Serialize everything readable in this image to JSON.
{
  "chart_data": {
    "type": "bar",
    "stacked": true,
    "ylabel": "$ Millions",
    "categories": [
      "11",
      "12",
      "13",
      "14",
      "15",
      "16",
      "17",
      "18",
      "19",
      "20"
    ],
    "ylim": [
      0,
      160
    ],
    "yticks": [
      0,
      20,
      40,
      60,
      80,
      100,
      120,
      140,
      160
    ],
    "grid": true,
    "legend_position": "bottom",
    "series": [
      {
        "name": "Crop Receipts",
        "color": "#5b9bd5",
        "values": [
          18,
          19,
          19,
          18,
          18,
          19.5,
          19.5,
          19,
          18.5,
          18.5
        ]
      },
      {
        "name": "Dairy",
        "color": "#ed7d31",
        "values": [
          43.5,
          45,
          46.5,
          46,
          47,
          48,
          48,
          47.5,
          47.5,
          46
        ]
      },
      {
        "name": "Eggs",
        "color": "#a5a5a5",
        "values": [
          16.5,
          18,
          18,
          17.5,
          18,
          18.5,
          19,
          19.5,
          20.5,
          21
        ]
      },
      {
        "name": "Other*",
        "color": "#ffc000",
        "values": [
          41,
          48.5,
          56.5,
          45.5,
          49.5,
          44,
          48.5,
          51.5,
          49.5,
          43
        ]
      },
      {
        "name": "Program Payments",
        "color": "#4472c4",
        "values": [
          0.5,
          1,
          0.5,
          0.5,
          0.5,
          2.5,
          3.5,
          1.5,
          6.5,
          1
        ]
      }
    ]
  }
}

────────────────────

Find the string "color" in the listing and return every line that holds it.

        "color": "#5b9bd5",
        "color": "#ed7d31",
        "color": "#a5a5a5",
        "color": "#ffc000",
        "color": "#4472c4",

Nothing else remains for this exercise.